**GIVEN DATA:**
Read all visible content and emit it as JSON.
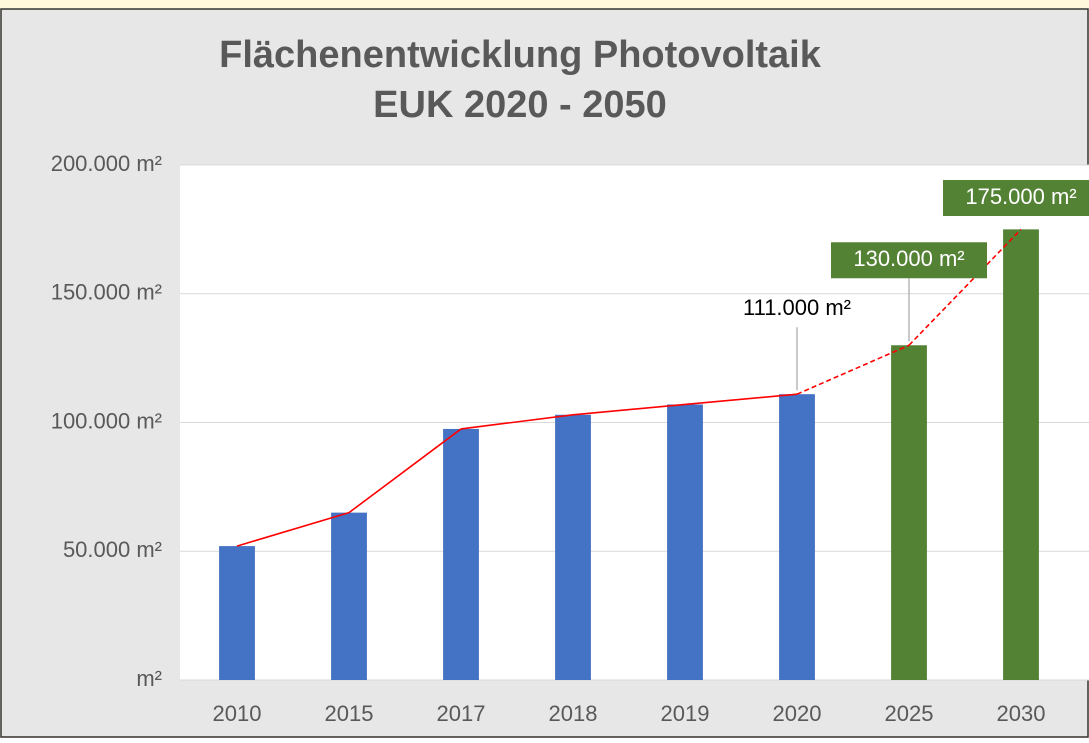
{
  "chart_data": {
    "type": "bar",
    "title": [
      "Flächenentwicklung Photovoltaik",
      "EUK 2020 - 2050"
    ],
    "categories": [
      "2010",
      "2015",
      "2017",
      "2018",
      "2019",
      "2020",
      "2025",
      "2030"
    ],
    "values": [
      52000,
      65000,
      97500,
      103000,
      107000,
      111000,
      130000,
      175000
    ],
    "value_labels": [
      null,
      null,
      null,
      null,
      null,
      "111.000 m²",
      "130.000 m²",
      "175.000 m²"
    ],
    "colors": [
      "#4472c4",
      "#4472c4",
      "#4472c4",
      "#4472c4",
      "#4472c4",
      "#4472c4",
      "#548235",
      "#548235"
    ],
    "line_color": "#ff0000",
    "ylim": [
      0,
      200000
    ],
    "yticks": [
      {
        "value": 0,
        "label": "m²"
      },
      {
        "value": 50000,
        "label": "50.000 m²"
      },
      {
        "value": 100000,
        "label": "100.000 m²"
      },
      {
        "value": 150000,
        "label": "150.000 m²"
      },
      {
        "value": 200000,
        "label": "200.000 m²"
      }
    ],
    "grid": true
  }
}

**EXERCISE BRIEF:** Output the entries above exactly. Drop the pictures.

**WRITTEN SOLUTION:**
Read all visible content and emit it as JSON.
{
  "chart_data": {
    "type": "bar",
    "title": [
      "Flächenentwicklung Photovoltaik",
      "EUK 2020 - 2050"
    ],
    "categories": [
      "2010",
      "2015",
      "2017",
      "2018",
      "2019",
      "2020",
      "2025",
      "2030"
    ],
    "values": [
      52000,
      65000,
      97500,
      103000,
      107000,
      111000,
      130000,
      175000
    ],
    "value_labels": [
      null,
      null,
      null,
      null,
      null,
      "111.000 m²",
      "130.000 m²",
      "175.000 m²"
    ],
    "colors": [
      "#4472c4",
      "#4472c4",
      "#4472c4",
      "#4472c4",
      "#4472c4",
      "#4472c4",
      "#548235",
      "#548235"
    ],
    "line_color": "#ff0000",
    "ylim": [
      0,
      200000
    ],
    "yticks": [
      {
        "value": 0,
        "label": "m²"
      },
      {
        "value": 50000,
        "label": "50.000 m²"
      },
      {
        "value": 100000,
        "label": "100.000 m²"
      },
      {
        "value": 150000,
        "label": "150.000 m²"
      },
      {
        "value": 200000,
        "label": "200.000 m²"
      }
    ],
    "grid": true
  }
}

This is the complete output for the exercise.